• **TEXTE**:
*****
Study Halves Prediction of Rising Seas
http://www.nytimes.com/


Conséquences de la fonte de la glace (Antarctique et Groenland)
http://www.rtbf.be/

     Une fonte de la calotte glaciaire de l'Antarctique ferait monter le niveau des eaux océaniques de manière moins spectaculaire qu'on ne le pensait jusqu'ici, mais avec des effets tout aussi dramatiques, selon une étude publiée jeudi aux Etats-Unis.
     S'appuyant sur de nouvelles mesures de la géométrie de la calotte glaciaire de l'Antarctique, des chercheurs britanniques et néerlandais estiment désormais que si elle disparaissait, l'élévation du niveau des océans serait de 3,2 mètres et non pas de cinq à sept mètres comme le prévoyaient de précédents travaux.
     Mais, selon cette étude publiée jeudi par le magazine Science, même une hausse d'un mètre du niveau des océans serait suffisamment importante pour affecter le champ de gravité terrestre dans l'hémisphère sud et modifier la rotation de la planète.
     Ce changement de rotation entraînerait une accumulation de l'eau océanique dans l'hémisphère nord et pourrait se traduire par des différences importantes dans le niveau des différents océans, la plus forte élévation étant alors à attendre sur les côtes est et ouest des Etats-Unis.
     "Le schéma d'élévation du niveau des océans est indépendant de la rapidité et de la quantité de fonte de la calotte glaciaire de l'Ouest Antarctique", met en garde le principal auteur de la recherche, Jonathan Bamber, de l'université de Bristol en Grande-Bretagne.
*****
• **CONSIGNES DE L'EXERCICE**:
1. Dites si chacune des affirmations suivantes est conforme au texte sur la fonte de la calotte antarctique. Pour chacune, répondez par oui ou par non et citez les mots du texte qui tranchent.
(a) L'étude a été menée par des chercheurs britanniques et néerlandais.
(b) Selon la nouvelle estimation, la disparition de la calotte ferait monter les océans de cinq à sept mètres.
(c) La plus forte élévation du niveau des océans serait attendue sur les côtes est et ouest des Etats-Unis.
2. Prolongez le texte sur la fonte de la calotte antarctique en reprenant après sa dernière phrase.
*****
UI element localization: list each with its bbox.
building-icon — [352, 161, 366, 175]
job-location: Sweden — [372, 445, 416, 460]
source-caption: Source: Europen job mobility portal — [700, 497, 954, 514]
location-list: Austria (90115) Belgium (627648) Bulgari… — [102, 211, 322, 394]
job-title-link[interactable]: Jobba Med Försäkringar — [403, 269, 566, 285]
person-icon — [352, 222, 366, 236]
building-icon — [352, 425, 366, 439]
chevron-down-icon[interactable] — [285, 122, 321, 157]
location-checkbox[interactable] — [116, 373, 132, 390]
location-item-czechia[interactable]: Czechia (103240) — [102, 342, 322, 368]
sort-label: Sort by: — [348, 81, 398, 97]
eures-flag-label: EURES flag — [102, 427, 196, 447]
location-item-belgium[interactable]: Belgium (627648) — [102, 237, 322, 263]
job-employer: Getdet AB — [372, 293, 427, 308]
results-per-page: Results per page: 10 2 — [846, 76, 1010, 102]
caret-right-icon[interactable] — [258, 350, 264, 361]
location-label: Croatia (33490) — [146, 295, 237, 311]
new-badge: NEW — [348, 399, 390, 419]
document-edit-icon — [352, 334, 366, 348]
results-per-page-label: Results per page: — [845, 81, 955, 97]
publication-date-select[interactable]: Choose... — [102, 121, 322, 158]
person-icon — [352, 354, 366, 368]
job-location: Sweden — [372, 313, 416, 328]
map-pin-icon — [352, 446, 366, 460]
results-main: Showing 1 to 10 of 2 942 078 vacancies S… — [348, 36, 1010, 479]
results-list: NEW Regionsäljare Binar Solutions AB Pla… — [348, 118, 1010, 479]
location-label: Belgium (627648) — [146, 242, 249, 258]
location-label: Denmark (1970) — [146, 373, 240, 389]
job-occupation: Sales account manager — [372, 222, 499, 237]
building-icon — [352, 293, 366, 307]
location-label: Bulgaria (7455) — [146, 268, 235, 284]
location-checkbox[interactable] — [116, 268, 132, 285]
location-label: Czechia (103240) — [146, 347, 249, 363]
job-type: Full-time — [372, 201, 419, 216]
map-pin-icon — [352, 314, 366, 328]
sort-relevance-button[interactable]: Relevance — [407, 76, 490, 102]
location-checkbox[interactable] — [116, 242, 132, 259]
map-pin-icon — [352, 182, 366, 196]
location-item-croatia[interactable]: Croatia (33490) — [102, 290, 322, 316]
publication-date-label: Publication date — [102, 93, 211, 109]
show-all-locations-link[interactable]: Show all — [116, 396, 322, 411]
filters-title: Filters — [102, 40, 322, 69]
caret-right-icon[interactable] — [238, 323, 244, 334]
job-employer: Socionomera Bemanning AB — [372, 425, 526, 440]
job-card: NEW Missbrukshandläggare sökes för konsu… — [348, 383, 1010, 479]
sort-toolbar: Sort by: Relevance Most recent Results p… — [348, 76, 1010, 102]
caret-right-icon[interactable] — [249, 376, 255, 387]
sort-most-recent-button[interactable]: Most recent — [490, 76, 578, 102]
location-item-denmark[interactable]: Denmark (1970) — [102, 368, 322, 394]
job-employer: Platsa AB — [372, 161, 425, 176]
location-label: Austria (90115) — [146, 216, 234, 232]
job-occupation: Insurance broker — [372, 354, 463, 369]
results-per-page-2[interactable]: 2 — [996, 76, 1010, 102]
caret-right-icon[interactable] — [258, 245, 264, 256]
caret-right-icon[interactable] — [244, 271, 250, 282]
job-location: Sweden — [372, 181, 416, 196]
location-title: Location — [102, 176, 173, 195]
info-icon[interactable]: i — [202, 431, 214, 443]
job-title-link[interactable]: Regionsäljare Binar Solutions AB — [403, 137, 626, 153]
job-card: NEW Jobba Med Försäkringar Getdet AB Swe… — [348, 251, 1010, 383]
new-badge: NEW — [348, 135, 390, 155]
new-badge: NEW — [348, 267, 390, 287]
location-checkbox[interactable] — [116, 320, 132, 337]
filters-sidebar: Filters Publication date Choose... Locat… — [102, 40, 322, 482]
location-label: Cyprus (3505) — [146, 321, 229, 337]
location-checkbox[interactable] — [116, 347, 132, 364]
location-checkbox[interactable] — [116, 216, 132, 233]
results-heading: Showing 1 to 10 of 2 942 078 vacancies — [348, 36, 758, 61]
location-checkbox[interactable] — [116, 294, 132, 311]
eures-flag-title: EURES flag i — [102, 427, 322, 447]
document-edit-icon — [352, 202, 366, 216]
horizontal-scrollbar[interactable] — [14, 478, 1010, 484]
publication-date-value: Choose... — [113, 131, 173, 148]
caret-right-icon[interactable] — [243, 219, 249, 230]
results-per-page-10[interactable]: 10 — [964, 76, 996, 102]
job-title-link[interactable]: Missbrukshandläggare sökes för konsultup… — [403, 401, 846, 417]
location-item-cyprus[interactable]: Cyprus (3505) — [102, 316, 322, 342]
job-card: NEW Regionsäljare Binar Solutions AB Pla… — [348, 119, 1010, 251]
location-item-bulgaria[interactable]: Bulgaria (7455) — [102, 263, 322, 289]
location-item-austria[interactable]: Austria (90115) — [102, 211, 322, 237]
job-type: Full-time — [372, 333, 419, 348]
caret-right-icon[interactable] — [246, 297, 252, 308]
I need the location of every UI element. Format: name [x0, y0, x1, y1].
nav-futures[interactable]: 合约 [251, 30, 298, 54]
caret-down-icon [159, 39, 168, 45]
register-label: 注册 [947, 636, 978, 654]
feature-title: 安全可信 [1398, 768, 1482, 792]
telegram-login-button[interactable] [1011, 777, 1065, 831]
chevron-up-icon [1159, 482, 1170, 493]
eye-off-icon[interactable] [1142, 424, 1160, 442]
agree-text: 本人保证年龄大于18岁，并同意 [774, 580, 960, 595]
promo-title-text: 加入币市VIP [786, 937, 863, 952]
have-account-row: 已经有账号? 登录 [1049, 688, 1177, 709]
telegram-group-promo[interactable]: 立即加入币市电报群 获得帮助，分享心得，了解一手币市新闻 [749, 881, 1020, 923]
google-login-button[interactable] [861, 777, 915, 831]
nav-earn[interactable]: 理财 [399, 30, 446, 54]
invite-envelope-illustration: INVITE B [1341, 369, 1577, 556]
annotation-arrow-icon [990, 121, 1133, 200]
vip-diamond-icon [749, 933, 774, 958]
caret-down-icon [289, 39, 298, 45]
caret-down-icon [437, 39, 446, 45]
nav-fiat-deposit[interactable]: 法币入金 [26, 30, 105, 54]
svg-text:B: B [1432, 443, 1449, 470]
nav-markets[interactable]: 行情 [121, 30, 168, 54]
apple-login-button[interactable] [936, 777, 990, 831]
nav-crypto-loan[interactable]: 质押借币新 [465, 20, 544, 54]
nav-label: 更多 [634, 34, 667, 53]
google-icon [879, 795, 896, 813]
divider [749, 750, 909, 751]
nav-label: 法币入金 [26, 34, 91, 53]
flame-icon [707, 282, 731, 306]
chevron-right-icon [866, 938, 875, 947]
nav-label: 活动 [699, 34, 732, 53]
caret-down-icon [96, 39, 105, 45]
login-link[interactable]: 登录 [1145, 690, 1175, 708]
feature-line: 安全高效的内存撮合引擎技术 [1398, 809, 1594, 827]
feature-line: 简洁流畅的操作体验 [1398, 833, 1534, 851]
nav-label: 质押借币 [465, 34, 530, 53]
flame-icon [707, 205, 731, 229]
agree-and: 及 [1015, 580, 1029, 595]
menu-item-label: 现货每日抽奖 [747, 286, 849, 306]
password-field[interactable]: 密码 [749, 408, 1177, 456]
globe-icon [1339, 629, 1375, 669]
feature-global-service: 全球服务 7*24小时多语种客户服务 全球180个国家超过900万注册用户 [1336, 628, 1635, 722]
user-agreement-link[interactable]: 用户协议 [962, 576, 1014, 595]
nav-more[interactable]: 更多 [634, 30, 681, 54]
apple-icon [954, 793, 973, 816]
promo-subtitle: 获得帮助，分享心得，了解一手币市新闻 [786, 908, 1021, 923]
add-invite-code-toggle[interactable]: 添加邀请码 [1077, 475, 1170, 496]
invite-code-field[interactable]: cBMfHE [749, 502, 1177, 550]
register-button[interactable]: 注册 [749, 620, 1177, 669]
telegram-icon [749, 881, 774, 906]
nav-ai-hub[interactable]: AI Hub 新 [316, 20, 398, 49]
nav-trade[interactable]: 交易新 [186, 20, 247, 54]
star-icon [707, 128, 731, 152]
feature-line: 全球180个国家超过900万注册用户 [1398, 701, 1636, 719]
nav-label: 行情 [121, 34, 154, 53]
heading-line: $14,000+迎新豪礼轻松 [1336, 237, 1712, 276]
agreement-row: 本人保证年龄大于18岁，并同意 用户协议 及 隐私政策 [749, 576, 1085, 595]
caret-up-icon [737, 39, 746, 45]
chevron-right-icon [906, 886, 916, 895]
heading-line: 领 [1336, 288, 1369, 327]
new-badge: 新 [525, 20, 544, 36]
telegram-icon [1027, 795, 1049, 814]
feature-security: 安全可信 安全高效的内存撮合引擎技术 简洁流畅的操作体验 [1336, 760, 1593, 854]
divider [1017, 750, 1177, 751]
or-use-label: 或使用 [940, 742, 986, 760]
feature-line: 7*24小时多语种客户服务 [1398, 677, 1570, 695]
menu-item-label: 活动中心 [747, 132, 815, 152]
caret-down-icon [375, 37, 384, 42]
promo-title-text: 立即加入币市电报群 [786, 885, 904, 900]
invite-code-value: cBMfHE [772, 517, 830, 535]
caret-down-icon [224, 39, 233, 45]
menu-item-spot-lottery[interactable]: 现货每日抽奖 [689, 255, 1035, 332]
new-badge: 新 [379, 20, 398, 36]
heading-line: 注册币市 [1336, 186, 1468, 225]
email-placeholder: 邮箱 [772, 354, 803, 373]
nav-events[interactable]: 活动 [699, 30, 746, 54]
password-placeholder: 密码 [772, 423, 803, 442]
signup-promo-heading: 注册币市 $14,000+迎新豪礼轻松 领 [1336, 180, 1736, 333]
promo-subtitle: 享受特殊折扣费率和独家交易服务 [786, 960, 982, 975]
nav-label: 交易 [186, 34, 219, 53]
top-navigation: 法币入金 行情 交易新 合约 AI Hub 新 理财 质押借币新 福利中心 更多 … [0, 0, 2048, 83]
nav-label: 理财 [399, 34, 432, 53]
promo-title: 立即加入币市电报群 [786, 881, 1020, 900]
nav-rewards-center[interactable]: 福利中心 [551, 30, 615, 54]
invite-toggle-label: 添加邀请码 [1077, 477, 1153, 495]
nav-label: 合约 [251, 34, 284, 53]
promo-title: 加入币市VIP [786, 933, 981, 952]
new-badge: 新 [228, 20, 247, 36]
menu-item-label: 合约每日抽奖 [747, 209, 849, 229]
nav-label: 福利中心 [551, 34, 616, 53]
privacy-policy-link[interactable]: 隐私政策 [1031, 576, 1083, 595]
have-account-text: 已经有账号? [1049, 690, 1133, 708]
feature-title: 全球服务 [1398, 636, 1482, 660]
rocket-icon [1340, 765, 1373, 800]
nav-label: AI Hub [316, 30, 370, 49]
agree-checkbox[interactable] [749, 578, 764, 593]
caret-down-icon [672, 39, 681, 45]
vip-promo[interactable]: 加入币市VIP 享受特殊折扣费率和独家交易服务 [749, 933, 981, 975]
*****
• **RÉPONSES**:
1.
(a) Oui : « des chercheurs britanniques et néerlandais estiment désormais »
(b) Non : « l'élévation du niveau des océans serait de 3,2 mètres et non pas de cinq à sept mètres »
(c) Oui : « la plus forte élévation étant alors à attendre sur les côtes est et ouest des Etats-Unis »

2.
     "Même si la calotte glaciaire de l'Ouest Antarctique ne contribuait qu'à une élévation d'un mètre du niveau des océans étalée sur de nombreuses années, le niveau des mers le long des côtes nord-américaines connaîtrait une élévation 25% supérieure à la moyenne", écrit-il.

Comme 2000 comètes de Halley
     L'Antarctique renferme environ neuf fois la quantité de glace du Groenland et est considéré comme une bombe à retardement pour le niveau des océans. La calotte glaciaire de l'Ouest Antarctique suscite des craintes particulières car elle est formée en grande partie de glace reposant sur des soubassements rocheux à l'intérieur des terres qui se trouvent en-dessous du niveau des océans.
     De grandes surfaces de banquise flottante empêchent actuellement que cette glace n'atteigne l'océan, mais les scientifiques craignent que cela ne finisse par arriver si la banquise se détache.
     Les chercheurs ne savent pas à quelle vitesse la calotte glaciaire antarctique risque de disparaître, mais si elle fond à un rythme constant pendant 500 ans, le niveau des océans augmentera de 6,5 millimètres par an, soit deux fois plus vite que le rythme actuel.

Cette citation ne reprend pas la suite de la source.